▶ _EXERCISE_:
Lines that include the word "content" are the ones to copy.

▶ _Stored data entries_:

+-------+

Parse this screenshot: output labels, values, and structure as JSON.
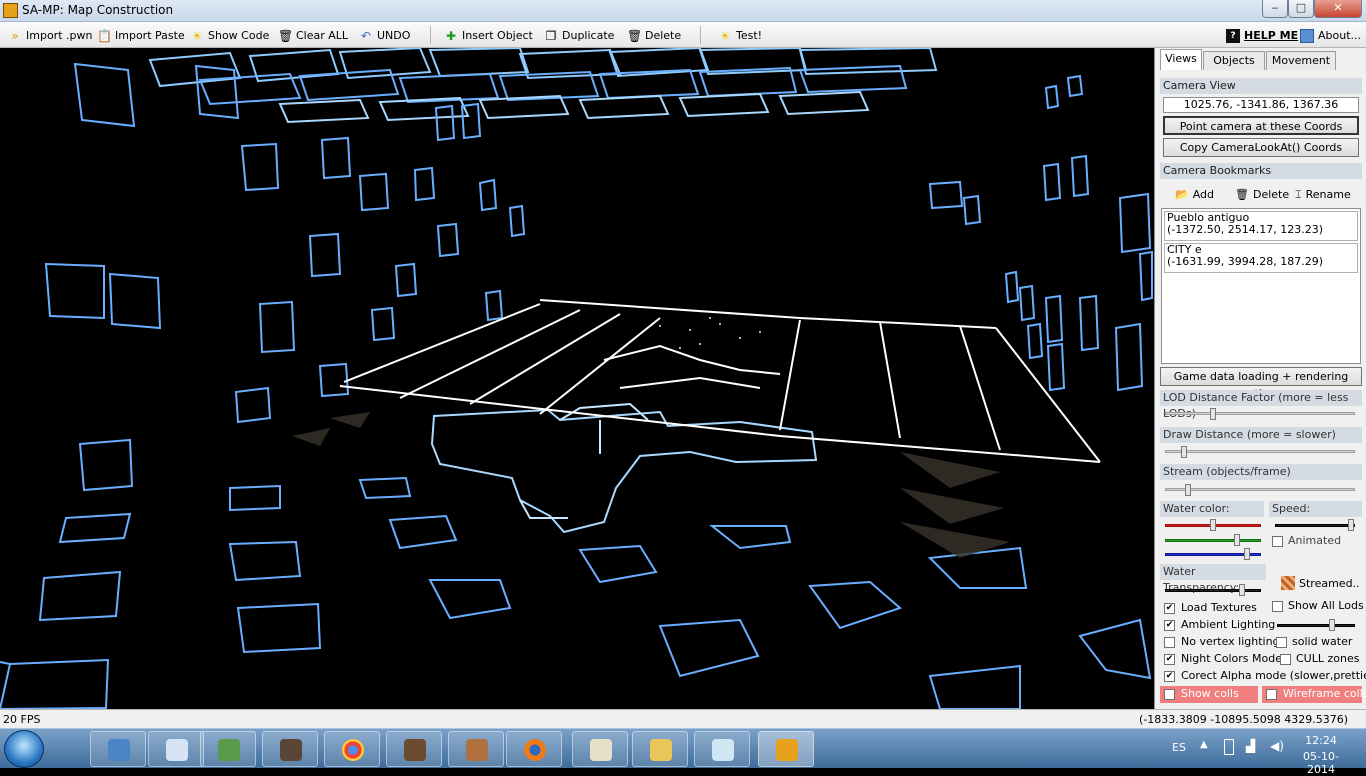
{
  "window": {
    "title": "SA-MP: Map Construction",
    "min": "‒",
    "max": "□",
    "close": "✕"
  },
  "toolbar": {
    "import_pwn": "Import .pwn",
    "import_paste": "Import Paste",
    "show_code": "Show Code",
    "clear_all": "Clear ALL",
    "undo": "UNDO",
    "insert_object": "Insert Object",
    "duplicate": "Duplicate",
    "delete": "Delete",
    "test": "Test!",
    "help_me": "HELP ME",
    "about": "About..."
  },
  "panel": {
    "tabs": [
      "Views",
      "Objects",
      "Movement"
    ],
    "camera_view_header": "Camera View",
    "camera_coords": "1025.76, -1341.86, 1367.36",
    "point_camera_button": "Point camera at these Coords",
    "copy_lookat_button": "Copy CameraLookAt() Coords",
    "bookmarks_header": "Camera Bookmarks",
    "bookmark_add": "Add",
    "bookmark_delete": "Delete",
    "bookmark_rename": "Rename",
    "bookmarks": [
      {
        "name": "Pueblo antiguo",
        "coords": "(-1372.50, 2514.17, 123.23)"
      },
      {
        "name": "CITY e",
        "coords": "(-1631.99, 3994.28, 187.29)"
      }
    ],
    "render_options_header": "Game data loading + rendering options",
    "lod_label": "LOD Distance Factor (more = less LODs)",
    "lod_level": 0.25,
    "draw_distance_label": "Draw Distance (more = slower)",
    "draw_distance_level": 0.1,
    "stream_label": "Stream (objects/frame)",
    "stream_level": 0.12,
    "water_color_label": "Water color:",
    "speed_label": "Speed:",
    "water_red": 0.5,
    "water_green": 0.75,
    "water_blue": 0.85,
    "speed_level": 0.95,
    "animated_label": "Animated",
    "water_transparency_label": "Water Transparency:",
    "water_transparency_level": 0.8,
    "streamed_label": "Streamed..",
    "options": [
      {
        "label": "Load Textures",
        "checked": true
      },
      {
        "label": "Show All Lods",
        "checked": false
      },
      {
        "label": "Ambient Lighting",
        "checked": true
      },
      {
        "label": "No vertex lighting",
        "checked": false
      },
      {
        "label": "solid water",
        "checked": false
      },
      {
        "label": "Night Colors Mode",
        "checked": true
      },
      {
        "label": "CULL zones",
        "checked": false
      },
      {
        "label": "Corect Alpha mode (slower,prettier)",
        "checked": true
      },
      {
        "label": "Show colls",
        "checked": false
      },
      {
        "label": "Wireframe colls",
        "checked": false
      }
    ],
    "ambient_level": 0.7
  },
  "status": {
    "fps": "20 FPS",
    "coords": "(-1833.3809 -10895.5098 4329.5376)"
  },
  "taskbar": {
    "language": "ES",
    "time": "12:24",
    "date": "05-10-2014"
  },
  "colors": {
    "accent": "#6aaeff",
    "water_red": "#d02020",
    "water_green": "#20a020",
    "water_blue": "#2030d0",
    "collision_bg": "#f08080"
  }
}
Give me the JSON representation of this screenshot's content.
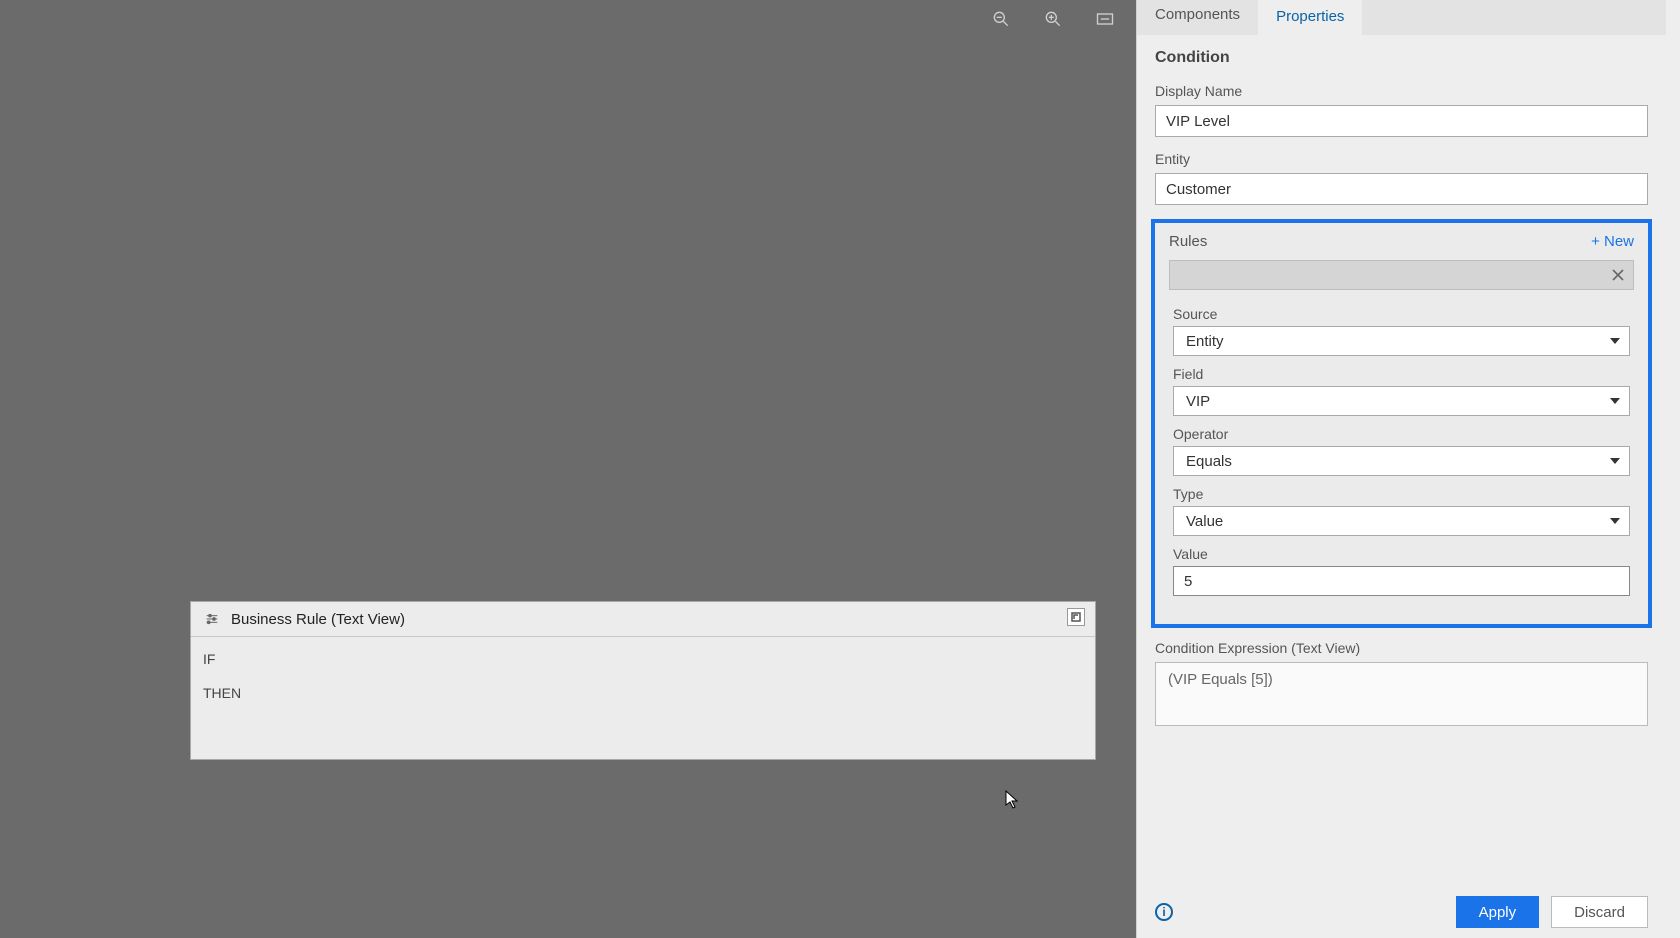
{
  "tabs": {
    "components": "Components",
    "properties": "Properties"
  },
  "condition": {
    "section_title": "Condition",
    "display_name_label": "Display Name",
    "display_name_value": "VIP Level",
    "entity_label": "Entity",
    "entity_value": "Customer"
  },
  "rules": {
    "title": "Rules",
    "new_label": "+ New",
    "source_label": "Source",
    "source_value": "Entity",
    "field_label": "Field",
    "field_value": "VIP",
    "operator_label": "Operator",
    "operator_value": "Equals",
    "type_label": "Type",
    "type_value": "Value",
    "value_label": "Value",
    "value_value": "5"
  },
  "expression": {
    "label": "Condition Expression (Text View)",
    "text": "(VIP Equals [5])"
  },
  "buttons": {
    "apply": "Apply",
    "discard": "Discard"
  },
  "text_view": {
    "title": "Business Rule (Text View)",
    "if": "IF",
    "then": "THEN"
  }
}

+-------+

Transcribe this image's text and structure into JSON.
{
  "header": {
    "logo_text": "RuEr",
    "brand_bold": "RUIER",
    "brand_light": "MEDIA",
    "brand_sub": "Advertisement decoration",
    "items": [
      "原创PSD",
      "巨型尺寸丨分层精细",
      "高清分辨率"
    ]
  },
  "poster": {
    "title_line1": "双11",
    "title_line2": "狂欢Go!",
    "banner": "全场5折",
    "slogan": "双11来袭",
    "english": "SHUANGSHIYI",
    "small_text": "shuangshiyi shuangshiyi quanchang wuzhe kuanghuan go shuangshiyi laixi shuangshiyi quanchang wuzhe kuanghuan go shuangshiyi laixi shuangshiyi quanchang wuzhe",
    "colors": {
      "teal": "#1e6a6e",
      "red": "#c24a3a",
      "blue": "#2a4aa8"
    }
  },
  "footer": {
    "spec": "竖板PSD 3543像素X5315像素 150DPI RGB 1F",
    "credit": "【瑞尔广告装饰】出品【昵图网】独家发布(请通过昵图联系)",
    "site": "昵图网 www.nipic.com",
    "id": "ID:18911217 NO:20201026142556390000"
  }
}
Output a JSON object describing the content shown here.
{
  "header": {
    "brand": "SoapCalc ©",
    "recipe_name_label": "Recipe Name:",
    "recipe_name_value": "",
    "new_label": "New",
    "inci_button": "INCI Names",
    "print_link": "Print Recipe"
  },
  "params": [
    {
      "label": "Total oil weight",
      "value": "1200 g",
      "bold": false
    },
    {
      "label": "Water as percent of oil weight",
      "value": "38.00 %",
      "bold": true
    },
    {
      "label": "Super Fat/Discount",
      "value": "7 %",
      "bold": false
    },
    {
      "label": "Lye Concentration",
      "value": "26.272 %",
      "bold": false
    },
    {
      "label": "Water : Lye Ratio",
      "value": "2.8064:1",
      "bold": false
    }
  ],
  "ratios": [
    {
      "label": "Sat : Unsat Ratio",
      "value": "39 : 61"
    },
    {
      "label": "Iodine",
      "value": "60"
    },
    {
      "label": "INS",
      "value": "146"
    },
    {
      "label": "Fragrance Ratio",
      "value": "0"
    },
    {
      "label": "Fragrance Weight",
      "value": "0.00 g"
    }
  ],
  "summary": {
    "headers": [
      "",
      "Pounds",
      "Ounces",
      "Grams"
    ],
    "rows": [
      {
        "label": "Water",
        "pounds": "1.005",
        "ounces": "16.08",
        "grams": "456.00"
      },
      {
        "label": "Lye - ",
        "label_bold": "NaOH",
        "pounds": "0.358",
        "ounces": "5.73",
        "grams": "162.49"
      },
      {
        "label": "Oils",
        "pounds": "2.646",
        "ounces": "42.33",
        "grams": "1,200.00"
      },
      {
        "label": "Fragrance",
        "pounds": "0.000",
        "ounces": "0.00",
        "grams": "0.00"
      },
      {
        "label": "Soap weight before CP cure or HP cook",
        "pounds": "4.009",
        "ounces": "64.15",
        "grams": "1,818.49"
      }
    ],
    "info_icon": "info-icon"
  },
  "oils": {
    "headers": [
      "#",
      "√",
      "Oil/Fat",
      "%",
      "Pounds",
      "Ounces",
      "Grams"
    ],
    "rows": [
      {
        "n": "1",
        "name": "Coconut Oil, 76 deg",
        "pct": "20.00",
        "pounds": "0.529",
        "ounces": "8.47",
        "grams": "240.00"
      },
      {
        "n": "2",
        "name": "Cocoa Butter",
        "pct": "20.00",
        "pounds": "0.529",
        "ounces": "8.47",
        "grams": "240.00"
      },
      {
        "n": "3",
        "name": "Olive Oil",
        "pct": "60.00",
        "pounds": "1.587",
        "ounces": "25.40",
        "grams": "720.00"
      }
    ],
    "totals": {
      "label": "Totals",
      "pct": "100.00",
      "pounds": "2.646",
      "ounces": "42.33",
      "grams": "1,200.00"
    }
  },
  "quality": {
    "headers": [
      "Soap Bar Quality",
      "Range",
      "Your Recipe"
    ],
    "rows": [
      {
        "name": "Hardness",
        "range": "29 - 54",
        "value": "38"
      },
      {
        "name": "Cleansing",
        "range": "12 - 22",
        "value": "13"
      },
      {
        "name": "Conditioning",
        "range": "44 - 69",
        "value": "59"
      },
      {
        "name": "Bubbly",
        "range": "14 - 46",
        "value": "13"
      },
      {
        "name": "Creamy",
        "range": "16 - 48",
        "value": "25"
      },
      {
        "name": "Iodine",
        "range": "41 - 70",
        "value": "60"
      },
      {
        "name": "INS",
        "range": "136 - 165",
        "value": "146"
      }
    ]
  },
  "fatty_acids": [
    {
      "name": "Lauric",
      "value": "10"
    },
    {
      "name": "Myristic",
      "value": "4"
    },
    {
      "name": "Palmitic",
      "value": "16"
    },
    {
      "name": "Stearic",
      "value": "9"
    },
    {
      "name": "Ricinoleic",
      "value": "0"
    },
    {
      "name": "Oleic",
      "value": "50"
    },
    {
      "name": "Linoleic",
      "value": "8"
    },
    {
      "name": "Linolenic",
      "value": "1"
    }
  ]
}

+-------+

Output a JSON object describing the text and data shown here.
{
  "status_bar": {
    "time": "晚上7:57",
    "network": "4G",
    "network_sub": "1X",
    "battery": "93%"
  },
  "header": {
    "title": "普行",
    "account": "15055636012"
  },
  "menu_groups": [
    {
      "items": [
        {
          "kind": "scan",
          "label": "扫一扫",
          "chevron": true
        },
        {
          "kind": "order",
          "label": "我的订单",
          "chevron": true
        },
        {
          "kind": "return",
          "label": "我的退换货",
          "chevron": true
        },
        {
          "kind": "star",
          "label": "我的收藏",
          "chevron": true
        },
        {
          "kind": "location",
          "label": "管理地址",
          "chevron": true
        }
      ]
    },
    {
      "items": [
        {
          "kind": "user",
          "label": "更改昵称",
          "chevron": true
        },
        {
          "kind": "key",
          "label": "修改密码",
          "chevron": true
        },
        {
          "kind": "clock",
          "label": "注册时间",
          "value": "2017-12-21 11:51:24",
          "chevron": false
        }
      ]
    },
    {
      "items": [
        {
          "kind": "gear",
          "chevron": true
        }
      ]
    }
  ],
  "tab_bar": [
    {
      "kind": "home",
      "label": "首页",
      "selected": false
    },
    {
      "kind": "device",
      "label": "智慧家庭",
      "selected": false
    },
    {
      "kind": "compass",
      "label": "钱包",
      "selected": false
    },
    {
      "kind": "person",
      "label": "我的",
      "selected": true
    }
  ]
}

+-------+

▶ _TASK RESULT_:
Give me the JSON representation of this screenshot's content.
Output a JSON object describing the content shown here.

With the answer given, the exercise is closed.